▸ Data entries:
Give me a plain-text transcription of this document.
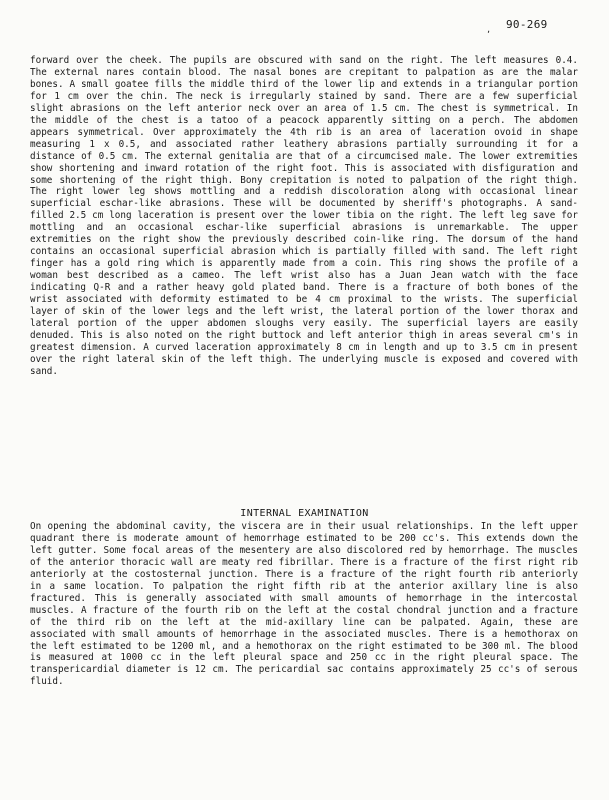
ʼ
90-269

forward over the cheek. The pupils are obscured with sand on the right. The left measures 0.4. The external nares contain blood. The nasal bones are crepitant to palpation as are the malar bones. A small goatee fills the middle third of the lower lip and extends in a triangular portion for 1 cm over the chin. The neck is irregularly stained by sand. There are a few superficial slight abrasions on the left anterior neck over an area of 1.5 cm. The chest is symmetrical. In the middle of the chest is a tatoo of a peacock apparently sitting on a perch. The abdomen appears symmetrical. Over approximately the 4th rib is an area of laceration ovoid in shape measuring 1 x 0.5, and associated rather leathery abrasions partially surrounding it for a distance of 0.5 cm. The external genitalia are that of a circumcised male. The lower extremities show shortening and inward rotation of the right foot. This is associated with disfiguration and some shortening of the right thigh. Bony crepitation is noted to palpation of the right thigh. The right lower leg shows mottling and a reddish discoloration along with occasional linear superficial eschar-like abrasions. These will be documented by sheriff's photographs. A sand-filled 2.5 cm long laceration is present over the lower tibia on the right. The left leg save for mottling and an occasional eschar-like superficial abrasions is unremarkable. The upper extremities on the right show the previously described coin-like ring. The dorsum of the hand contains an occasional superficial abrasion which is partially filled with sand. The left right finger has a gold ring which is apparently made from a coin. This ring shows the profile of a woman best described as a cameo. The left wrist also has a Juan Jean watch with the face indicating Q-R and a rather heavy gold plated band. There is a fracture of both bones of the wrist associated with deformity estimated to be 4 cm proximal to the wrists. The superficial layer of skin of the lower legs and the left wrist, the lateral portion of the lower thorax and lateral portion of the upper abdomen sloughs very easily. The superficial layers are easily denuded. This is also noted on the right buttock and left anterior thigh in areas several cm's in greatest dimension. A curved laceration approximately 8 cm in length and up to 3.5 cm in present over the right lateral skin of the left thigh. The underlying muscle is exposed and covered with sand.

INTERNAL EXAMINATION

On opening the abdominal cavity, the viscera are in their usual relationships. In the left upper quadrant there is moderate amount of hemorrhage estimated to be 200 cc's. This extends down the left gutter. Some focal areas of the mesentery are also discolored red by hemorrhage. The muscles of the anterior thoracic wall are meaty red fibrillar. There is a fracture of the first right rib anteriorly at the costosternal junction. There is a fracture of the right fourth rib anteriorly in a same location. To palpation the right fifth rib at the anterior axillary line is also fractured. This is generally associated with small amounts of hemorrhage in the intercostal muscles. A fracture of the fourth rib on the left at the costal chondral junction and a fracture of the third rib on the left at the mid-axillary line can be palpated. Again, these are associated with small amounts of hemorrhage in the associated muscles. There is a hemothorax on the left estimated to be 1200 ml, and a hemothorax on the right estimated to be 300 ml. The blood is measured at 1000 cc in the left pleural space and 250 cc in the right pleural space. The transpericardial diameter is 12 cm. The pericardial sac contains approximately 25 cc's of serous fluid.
* * *
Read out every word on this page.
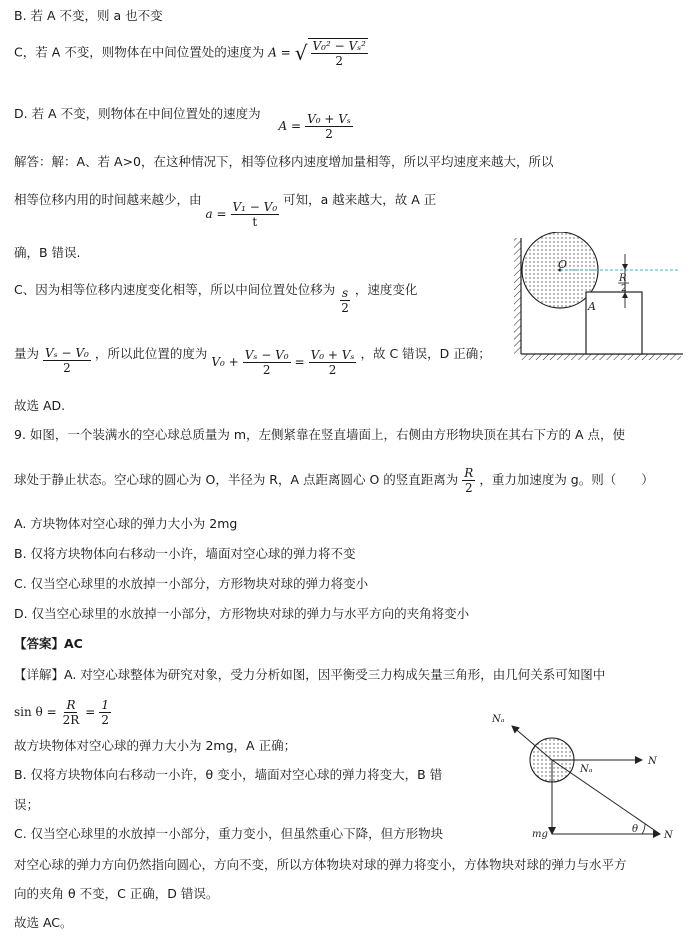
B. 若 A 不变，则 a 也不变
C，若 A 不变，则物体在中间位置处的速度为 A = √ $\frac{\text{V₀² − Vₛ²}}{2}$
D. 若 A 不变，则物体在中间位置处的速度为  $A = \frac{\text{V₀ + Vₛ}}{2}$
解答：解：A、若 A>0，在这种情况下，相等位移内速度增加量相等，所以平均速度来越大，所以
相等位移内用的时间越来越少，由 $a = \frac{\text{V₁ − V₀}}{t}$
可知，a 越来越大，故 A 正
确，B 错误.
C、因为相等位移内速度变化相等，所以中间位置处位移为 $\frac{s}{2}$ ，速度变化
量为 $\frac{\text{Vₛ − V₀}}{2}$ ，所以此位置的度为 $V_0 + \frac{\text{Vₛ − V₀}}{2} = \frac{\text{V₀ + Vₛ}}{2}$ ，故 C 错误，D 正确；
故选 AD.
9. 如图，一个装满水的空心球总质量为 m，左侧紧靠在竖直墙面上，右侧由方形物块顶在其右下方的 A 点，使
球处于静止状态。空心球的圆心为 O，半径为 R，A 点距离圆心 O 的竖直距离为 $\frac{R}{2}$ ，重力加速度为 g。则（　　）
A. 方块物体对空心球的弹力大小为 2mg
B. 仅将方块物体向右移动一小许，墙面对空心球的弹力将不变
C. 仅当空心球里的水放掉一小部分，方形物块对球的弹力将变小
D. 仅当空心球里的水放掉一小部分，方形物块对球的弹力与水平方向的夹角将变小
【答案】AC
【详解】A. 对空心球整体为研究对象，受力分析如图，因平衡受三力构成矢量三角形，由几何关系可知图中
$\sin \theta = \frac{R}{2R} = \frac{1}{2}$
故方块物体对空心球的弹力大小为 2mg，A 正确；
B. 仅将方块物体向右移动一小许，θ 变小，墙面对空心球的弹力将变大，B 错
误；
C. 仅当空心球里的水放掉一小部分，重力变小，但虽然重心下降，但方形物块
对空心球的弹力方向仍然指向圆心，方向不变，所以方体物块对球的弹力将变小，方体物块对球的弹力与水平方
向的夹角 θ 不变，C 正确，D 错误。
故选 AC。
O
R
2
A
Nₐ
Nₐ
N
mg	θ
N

▸ What to do:
Using the records above, say how many lines include the string "text". Only the number is wanted.

▸ Answer to this exercise:
5